**Task a:**
Render everything in the records from the first line down to the line containing "series-label-revenue-line1: FEDERAL bbox=[103, 346, 174, 362]" as a JSON list of strings, one string per line, with blank lines left out.

Troubleshooting Help - Dead Volume After Loose Cable Cycling Power

Today, I was installing a new device near my ReadyNAS 104 (4x 4TB), and I noticed as I was finishing up that the power cable has apparently stopped staying in reliably and had been fluttering in and out of the socket (cycling the power rapidly). I went ahead and secured everything and booted up. It booted ok, but all of the volumes were gone.

 

I looked into it a little more and the data-0 volume went from redundant to degraded and then degraded to dead in the course of a couple minutes as a result of the power cycling. I've never had any problems until this, but I honestly have no idea what to do now.

 

I have backups, but they're not entirely up to date and due to the volume, they would take a LONG time to restore. I'm inclined to go find a new product that doesn't have such simple issues (I've also not been happy with its performance in genral), but in the mean time, I'd like to do whatever I can to get things back up and running.

 

I've read through several forum posts with people in similar situations, but power cycling, leaving it off for a little while, and looking for ATA errors hasn't revealed anything particularly helpful. 

 

The current error just says "Remove inactive volumes to use the disk. Disk # 1, 2, 3, 4."

 

The only option I feel like I have is a factory reset or reformat followed by a restore from backups. As this would take a couple weeks to finish, I'd like to try a few more things before I resolve to that.

 

Any advice would be very helpful!

Model: RN104|ReadyNAS 100 Series
Message 1 of 3
Sandshark
Sensei

Re: Troubleshooting Help - Dead Volume After Loose Cable Cycling Power

The existence of a data-0 volume is usually an indication that one drive got out of sync and then the NAS tried to mount it separately.  Since there cannot be two volumes named "data", it calls the second one "data-0".

 

Now, if you are lucky, three of the drives are still in sync and form a good, though non-redundant, volume.  The trick is figuring out which three.

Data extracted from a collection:
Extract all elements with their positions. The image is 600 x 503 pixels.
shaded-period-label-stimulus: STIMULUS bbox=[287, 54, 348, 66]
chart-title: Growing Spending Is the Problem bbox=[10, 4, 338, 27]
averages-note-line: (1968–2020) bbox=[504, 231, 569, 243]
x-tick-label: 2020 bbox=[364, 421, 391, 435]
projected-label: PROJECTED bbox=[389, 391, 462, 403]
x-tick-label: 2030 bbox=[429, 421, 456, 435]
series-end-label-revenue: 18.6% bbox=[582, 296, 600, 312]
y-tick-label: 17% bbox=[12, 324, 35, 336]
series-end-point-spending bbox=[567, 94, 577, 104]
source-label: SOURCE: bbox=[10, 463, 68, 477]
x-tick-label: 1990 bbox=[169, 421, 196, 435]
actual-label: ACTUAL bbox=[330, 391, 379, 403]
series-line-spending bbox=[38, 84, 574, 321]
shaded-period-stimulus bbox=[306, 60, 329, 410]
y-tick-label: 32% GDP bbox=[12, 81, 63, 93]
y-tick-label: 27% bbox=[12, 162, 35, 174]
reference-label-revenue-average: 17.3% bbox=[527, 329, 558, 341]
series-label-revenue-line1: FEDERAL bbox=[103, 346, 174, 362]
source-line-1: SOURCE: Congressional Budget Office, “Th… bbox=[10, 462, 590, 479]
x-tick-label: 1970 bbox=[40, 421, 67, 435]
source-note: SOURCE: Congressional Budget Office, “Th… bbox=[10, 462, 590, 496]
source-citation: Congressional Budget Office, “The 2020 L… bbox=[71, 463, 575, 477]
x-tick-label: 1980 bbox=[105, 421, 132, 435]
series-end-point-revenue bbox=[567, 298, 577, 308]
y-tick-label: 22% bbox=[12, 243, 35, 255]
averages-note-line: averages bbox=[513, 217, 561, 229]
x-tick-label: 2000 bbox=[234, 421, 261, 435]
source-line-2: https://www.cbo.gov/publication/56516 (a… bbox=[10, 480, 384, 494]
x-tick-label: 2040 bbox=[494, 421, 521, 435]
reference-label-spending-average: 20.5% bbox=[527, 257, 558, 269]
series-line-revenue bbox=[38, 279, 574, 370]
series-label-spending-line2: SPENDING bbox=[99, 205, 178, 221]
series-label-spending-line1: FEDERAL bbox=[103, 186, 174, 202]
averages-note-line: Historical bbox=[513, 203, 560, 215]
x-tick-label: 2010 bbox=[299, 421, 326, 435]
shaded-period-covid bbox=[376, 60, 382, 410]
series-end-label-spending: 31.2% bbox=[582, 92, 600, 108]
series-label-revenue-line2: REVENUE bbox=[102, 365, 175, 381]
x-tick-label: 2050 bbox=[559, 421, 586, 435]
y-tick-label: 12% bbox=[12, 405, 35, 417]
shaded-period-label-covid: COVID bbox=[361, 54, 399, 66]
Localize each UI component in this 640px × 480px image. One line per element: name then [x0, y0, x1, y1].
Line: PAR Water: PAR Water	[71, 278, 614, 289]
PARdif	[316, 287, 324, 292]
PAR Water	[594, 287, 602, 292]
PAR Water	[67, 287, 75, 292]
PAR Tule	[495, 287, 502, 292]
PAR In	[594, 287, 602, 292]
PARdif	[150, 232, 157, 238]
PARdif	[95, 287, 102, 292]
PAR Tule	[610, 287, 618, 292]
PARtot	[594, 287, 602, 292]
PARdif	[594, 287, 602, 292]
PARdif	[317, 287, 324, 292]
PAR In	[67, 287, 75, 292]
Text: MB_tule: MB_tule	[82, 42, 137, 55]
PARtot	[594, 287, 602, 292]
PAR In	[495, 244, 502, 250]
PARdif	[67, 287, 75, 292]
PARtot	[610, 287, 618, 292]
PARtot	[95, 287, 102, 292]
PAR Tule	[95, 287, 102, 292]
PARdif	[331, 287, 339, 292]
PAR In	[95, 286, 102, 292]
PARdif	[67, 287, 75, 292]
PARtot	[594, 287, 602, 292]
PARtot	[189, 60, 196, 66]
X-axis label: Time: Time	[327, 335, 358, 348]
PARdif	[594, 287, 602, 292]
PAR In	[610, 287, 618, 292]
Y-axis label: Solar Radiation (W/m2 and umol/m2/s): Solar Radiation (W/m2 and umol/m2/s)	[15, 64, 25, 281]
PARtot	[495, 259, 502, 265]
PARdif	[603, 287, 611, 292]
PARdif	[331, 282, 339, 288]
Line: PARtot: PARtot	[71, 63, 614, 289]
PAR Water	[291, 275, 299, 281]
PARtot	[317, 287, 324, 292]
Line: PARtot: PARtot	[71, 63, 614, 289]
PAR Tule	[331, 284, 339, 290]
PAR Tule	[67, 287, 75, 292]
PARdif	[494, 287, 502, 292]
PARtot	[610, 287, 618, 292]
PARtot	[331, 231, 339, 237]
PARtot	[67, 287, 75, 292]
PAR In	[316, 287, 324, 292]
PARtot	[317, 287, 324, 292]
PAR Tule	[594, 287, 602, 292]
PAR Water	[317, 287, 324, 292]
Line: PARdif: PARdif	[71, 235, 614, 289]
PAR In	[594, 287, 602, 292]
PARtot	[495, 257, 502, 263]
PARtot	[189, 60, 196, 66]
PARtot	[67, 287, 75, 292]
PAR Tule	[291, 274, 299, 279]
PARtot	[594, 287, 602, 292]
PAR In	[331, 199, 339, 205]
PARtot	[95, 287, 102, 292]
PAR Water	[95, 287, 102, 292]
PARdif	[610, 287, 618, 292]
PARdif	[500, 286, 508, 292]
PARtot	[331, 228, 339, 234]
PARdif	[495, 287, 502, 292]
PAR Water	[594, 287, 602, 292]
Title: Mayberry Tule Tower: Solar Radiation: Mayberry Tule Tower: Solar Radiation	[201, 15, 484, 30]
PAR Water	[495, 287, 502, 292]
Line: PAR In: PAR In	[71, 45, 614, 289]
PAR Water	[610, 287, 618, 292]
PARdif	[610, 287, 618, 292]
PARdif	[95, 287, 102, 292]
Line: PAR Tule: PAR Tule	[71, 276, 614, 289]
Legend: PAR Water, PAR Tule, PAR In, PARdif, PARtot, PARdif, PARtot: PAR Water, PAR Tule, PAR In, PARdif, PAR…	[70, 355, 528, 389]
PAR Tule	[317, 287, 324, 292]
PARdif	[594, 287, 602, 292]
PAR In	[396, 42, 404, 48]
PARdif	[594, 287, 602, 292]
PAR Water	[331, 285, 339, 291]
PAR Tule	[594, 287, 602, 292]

**Task b:**
Summarize the troubleshooting thread in two sentences.

**Written response a:**
[
  "Extract all elements with their positions. The image is 600 x 503 pixels.",
  "shaded-period-label-stimulus: STIMULUS bbox=[287, 54, 348, 66]",
  "chart-title: Growing Spending Is the Problem bbox=[10, 4, 338, 27]",
  "averages-note-line: (1968–2020) bbox=[504, 231, 569, 243]",
  "x-tick-label: 2020 bbox=[364, 421, 391, 435]",
  "projected-label: PROJECTED bbox=[389, 391, 462, 403]",
  "x-tick-label: 2030 bbox=[429, 421, 456, 435]",
  "series-end-label-revenue: 18.6% bbox=[582, 296, 600, 312]",
  "y-tick-label: 17% bbox=[12, 324, 35, 336]",
  "series-end-point-spending bbox=[567, 94, 577, 104]",
  "source-label: SOURCE: bbox=[10, 463, 68, 477]",
  "x-tick-label: 1990 bbox=[169, 421, 196, 435]",
  "actual-label: ACTUAL bbox=[330, 391, 379, 403]",
  "series-line-spending bbox=[38, 84, 574, 321]",
  "shaded-period-stimulus bbox=[306, 60, 329, 410]",
  "y-tick-label: 32% GDP bbox=[12, 81, 63, 93]",
  "y-tick-label: 27% bbox=[12, 162, 35, 174]",
  "reference-label-revenue-average: 17.3% bbox=[527, 329, 558, 341]",
  "series-label-revenue-line1: FEDERAL bbox=[103, 346, 174, 362]"
]

**Written response b:**
After a loose power cable rapidly cycled the power on a ReadyNAS 104, its volumes vanished and the data-0 volume went from redundant to degraded to dead. Restoring from backups would take a long time, and a reply explains that a data-0 volume usually means one drive fell out of sync and was mounted separately, so three drives might still form a good but non-redundant volume.